[Start of RECORD LIST]

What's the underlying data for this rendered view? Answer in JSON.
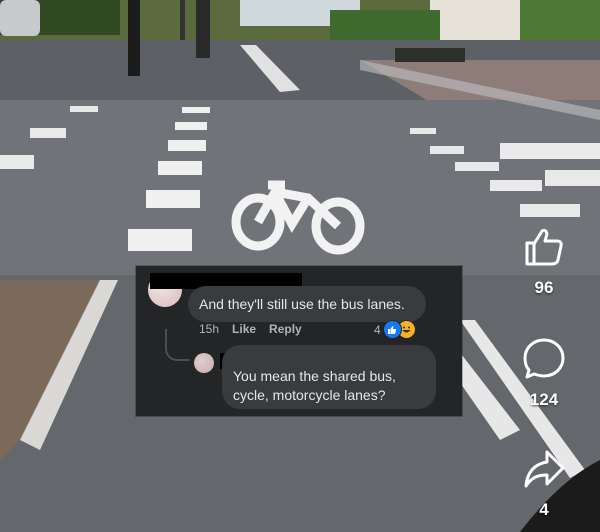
{
  "post": {
    "actions": {
      "like": {
        "icon": "thumbs-up-icon",
        "count": "96"
      },
      "comment": {
        "icon": "comment-bubble-icon",
        "count": "124"
      },
      "share": {
        "icon": "share-arrow-icon",
        "count": "4"
      }
    }
  },
  "comments": [
    {
      "text": "And they'll still use the bus lanes.",
      "time": "15h",
      "like_label": "Like",
      "reply_label": "Reply",
      "reaction_count": "4",
      "reactions": [
        "like",
        "haha"
      ]
    },
    {
      "text": "You mean the shared bus, cycle, motorcycle lanes?"
    }
  ],
  "colors": {
    "card_bg": "#242526",
    "bubble_bg": "#3a3b3c",
    "like_blue": "#1877f2",
    "haha_yellow": "#f7b125"
  }
}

[End of RECORD LIST]

EXERCISE DIRECTIONS: In your copy, repeat each record exactly and include no pictures.

REPLY TO THE TASK:
What's the underlying data for this rendered view? Answer in JSON.
{
  "post": {
    "actions": {
      "like": {
        "icon": "thumbs-up-icon",
        "count": "96"
      },
      "comment": {
        "icon": "comment-bubble-icon",
        "count": "124"
      },
      "share": {
        "icon": "share-arrow-icon",
        "count": "4"
      }
    }
  },
  "comments": [
    {
      "text": "And they'll still use the bus lanes.",
      "time": "15h",
      "like_label": "Like",
      "reply_label": "Reply",
      "reaction_count": "4",
      "reactions": [
        "like",
        "haha"
      ]
    },
    {
      "text": "You mean the shared bus, cycle, motorcycle lanes?"
    }
  ],
  "colors": {
    "card_bg": "#242526",
    "bubble_bg": "#3a3b3c",
    "like_blue": "#1877f2",
    "haha_yellow": "#f7b125"
  }
}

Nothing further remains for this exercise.